* _WHAT IS EXPECTED_
Below is a listing to write out in full, exactly as given, without its pictures.

┌─ DATASET RECORDS

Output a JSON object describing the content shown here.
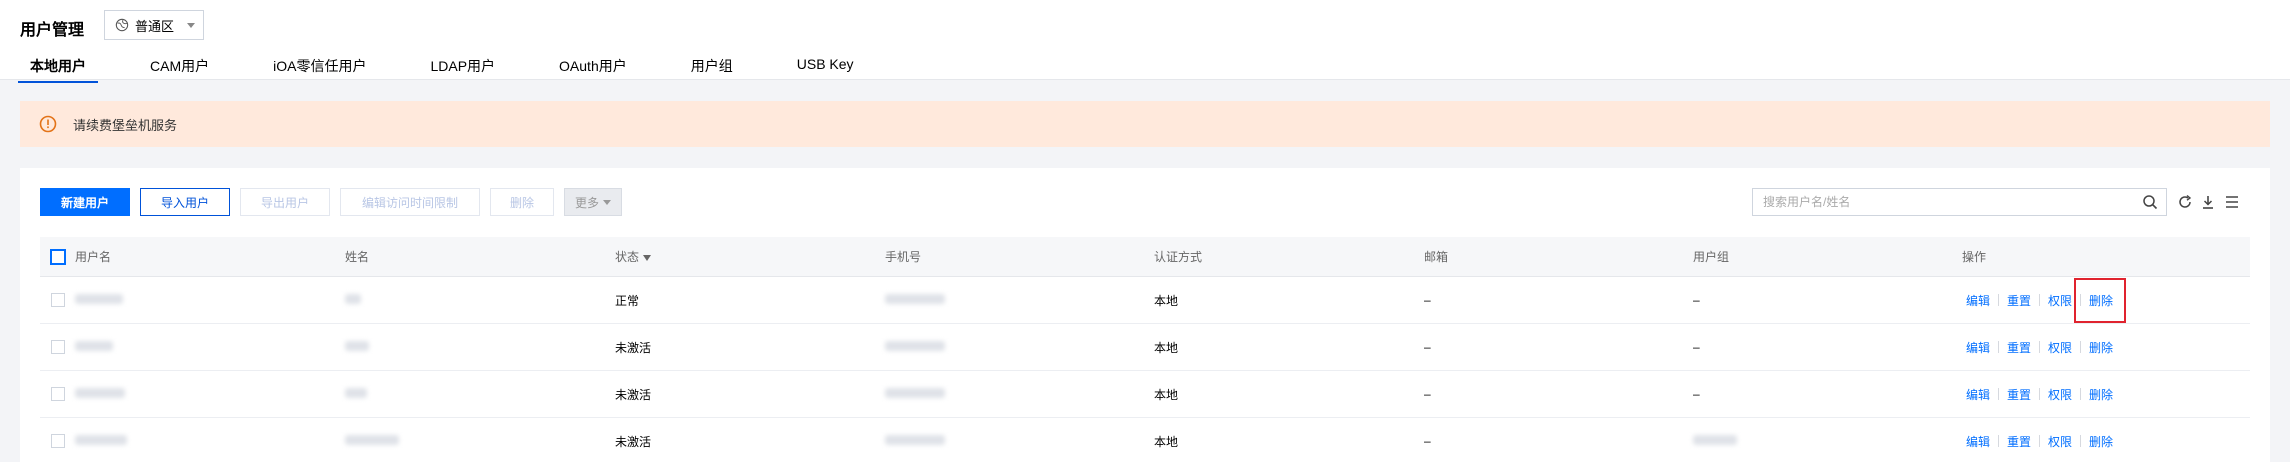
{
  "header": {
    "title": "用户管理",
    "region": "普通区"
  },
  "tabs": [
    {
      "label": "本地用户",
      "active": true
    },
    {
      "label": "CAM用户"
    },
    {
      "label": "iOA零信任用户"
    },
    {
      "label": "LDAP用户"
    },
    {
      "label": "OAuth用户"
    },
    {
      "label": "用户组"
    },
    {
      "label": "USB Key"
    }
  ],
  "banner": {
    "text": "请续费堡垒机服务",
    "bg_color": "#ffe9dc"
  },
  "toolbar": {
    "new_user": "新建用户",
    "import_user": "导入用户",
    "export_user": "导出用户",
    "edit_access_time": "编辑访问时间限制",
    "delete": "删除",
    "more": "更多"
  },
  "search": {
    "placeholder": "搜索用户名/姓名"
  },
  "table": {
    "columns": {
      "username": "用户名",
      "name": "姓名",
      "status": "状态",
      "phone": "手机号",
      "auth": "认证方式",
      "email": "邮箱",
      "group": "用户组",
      "ops": "操作"
    },
    "rows": [
      {
        "status": "正常",
        "auth": "本地",
        "email": "–",
        "group": "–"
      },
      {
        "status": "未激活",
        "auth": "本地",
        "email": "–",
        "group": "–"
      },
      {
        "status": "未激活",
        "auth": "本地",
        "email": "–",
        "group": "–"
      },
      {
        "status": "未激活",
        "auth": "本地",
        "email": "–",
        "group": ""
      }
    ],
    "actions": {
      "edit": "编辑",
      "reset": "重置",
      "perm": "权限",
      "delete": "删除"
    }
  },
  "colors": {
    "primary": "#006eff",
    "highlight": "#e0232e"
  }
}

└─

* _COMPLETE ANSWER_
Output a JSON object describing the content shown here.
{
  "header": {
    "title": "用户管理",
    "region": "普通区"
  },
  "tabs": [
    {
      "label": "本地用户",
      "active": true
    },
    {
      "label": "CAM用户"
    },
    {
      "label": "iOA零信任用户"
    },
    {
      "label": "LDAP用户"
    },
    {
      "label": "OAuth用户"
    },
    {
      "label": "用户组"
    },
    {
      "label": "USB Key"
    }
  ],
  "banner": {
    "text": "请续费堡垒机服务",
    "bg_color": "#ffe9dc"
  },
  "toolbar": {
    "new_user": "新建用户",
    "import_user": "导入用户",
    "export_user": "导出用户",
    "edit_access_time": "编辑访问时间限制",
    "delete": "删除",
    "more": "更多"
  },
  "search": {
    "placeholder": "搜索用户名/姓名"
  },
  "table": {
    "columns": {
      "username": "用户名",
      "name": "姓名",
      "status": "状态",
      "phone": "手机号",
      "auth": "认证方式",
      "email": "邮箱",
      "group": "用户组",
      "ops": "操作"
    },
    "rows": [
      {
        "status": "正常",
        "auth": "本地",
        "email": "–",
        "group": "–"
      },
      {
        "status": "未激活",
        "auth": "本地",
        "email": "–",
        "group": "–"
      },
      {
        "status": "未激活",
        "auth": "本地",
        "email": "–",
        "group": "–"
      },
      {
        "status": "未激活",
        "auth": "本地",
        "email": "–",
        "group": ""
      }
    ],
    "actions": {
      "edit": "编辑",
      "reset": "重置",
      "perm": "权限",
      "delete": "删除"
    }
  },
  "colors": {
    "primary": "#006eff",
    "highlight": "#e0232e"
  }
}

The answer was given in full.